■ Given problem
Below is the data. Give it again, complete and exact.

■ Records for the task
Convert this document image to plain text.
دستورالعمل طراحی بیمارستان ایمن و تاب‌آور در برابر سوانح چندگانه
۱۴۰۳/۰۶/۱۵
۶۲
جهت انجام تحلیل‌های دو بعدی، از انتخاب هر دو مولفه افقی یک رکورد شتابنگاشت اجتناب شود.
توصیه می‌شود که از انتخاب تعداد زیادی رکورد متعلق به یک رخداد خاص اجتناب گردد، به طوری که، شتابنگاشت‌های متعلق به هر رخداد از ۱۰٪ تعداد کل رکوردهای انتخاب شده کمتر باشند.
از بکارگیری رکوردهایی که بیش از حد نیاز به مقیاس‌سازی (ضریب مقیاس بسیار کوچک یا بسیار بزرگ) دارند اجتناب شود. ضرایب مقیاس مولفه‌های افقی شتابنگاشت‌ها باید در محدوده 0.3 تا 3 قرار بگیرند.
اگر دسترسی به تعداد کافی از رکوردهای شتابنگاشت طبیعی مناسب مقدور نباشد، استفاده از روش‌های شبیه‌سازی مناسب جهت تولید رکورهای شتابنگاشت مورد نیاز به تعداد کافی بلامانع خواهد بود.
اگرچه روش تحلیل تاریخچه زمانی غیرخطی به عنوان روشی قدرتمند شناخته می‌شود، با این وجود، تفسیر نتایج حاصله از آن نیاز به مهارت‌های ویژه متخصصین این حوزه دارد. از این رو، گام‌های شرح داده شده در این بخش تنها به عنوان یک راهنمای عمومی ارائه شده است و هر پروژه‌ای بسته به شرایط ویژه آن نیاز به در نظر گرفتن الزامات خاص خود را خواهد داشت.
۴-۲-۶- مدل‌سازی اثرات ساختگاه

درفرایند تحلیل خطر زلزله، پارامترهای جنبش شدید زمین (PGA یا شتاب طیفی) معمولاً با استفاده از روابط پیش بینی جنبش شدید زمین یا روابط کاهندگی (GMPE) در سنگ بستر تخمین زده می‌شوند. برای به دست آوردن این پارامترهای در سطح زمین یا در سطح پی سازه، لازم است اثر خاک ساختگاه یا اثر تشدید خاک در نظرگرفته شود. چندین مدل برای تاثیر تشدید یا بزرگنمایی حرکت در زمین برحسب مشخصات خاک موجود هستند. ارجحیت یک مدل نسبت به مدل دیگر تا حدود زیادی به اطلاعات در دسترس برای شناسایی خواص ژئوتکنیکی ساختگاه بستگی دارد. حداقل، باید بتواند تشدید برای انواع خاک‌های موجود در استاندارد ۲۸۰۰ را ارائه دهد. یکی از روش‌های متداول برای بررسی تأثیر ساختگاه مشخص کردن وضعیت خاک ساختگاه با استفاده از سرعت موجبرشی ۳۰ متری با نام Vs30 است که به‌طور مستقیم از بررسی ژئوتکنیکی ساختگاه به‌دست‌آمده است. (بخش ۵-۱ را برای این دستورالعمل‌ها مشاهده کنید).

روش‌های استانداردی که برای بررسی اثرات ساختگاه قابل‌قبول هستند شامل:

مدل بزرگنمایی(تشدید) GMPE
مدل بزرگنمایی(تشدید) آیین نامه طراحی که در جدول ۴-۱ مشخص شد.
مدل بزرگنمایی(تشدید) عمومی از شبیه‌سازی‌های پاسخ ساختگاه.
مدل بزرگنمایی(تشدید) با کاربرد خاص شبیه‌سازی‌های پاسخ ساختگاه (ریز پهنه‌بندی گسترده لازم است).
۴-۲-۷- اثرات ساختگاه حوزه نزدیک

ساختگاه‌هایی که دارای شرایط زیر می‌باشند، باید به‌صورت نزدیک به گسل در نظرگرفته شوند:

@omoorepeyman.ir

■ Final result
Convert this document image to plain text.
دستورالعمل طراحی بیمارستان ایمن و تاب‌آور در برابر سوانح چندگانه
۱۴۰۳/۰۶/۱۵
۶۲
جهت انجام تحلیل‌های دو بعدی، از انتخاب هر دو مولفه افقی یک رکورد شتابنگاشت اجتناب شود.
توصیه می‌شود که از انتخاب تعداد زیادی رکورد متعلق به یک رخداد خاص اجتناب گردد، به طوری که، شتابنگاشت‌های متعلق به هر رخداد از ۱۰٪ تعداد کل رکوردهای انتخاب شده کمتر باشند.
از بکارگیری رکوردهایی که بیش از حد نیاز به مقیاس‌سازی (ضریب مقیاس بسیار کوچک یا بسیار بزرگ) دارند اجتناب شود. ضرایب مقیاس مولفه‌های افقی شتابنگاشت‌ها باید در محدوده 0.3 تا 3 قرار بگیرند.
اگر دسترسی به تعداد کافی از رکوردهای شتابنگاشت طبیعی مناسب مقدور نباشد، استفاده از روش‌های شبیه‌سازی مناسب جهت تولید رکورهای شتابنگاشت مورد نیاز به تعداد کافی بلامانع خواهد بود.
اگرچه روش تحلیل تاریخچه زمانی غیرخطی به عنوان روشی قدرتمند شناخته می‌شود، با این وجود، تفسیر نتایج حاصله از آن نیاز به مهارت‌های ویژه متخصصین این حوزه دارد. از این رو، گام‌های شرح داده شده در این بخش تنها به عنوان یک راهنمای عمومی ارائه شده است و هر پروژه‌ای بسته به شرایط ویژه آن نیاز به در نظر گرفتن الزامات خاص خود را خواهد داشت.
۴-۲-۶- مدل‌سازی اثرات ساختگاه

درفرایند تحلیل خطر زلزله، پارامترهای جنبش شدید زمین (PGA یا شتاب طیفی) معمولاً با استفاده از روابط پیش بینی جنبش شدید زمین یا روابط کاهندگی (GMPE) در سنگ بستر تخمین زده می‌شوند. برای به دست آوردن این پارامترهای در سطح زمین یا در سطح پی سازه، لازم است اثر خاک ساختگاه یا اثر تشدید خاک در نظرگرفته شود. چندین مدل برای تاثیر تشدید یا بزرگنمایی حرکت در زمین برحسب مشخصات خاک موجود هستند. ارجحیت یک مدل نسبت به مدل دیگر تا حدود زیادی به اطلاعات در دسترس برای شناسایی خواص ژئوتکنیکی ساختگاه بستگی دارد. حداقل، باید بتواند تشدید برای انواع خاک‌های موجود در استاندارد ۲۸۰۰ را ارائه دهد. یکی از روش‌های متداول برای بررسی تأثیر ساختگاه مشخص کردن وضعیت خاک ساختگاه با استفاده از سرعت موجبرشی ۳۰ متری با نام Vs30 است که به‌طور مستقیم از بررسی ژئوتکنیکی ساختگاه به‌دست‌آمده است. (بخش ۵-۱ را برای این دستورالعمل‌ها مشاهده کنید).

روش‌های استانداردی که برای بررسی اثرات ساختگاه قابل‌قبول هستند شامل:

مدل بزرگنمایی(تشدید) GMPE
مدل بزرگنمایی(تشدید) آیین نامه طراحی که در جدول ۴-۱ مشخص شد.
مدل بزرگنمایی(تشدید) عمومی از شبیه‌سازی‌های پاسخ ساختگاه.
مدل بزرگنمایی(تشدید) با کاربرد خاص شبیه‌سازی‌های پاسخ ساختگاه (ریز پهنه‌بندی گسترده لازم است).
۴-۲-۷- اثرات ساختگاه حوزه نزدیک

ساختگاه‌هایی که دارای شرایط زیر می‌باشند، باید به‌صورت نزدیک به گسل در نظرگرفته شوند:

@omoorepeyman.ir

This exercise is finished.